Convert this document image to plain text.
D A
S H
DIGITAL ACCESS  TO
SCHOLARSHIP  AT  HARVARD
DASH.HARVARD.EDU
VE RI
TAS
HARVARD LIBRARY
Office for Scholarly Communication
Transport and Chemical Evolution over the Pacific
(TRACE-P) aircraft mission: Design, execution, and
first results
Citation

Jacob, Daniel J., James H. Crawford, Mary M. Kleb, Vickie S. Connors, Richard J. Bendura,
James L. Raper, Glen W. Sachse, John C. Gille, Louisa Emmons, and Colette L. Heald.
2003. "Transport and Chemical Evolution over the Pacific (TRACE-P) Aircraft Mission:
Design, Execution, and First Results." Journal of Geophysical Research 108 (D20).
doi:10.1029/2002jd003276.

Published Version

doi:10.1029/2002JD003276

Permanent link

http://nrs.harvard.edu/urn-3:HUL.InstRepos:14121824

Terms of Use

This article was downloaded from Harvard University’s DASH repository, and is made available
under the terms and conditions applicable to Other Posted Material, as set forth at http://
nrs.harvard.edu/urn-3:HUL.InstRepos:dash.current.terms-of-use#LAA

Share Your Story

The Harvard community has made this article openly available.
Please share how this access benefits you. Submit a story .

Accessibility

■ **Description of the task**
Copy out each line of the material that holds the word "TRACE".

■ **Solution for this problem**
(TRACE-P) aircraft mission: Design, execution, and
2003. "Transport and Chemical Evolution over the Pacific (TRACE-P) Aircraft Mission:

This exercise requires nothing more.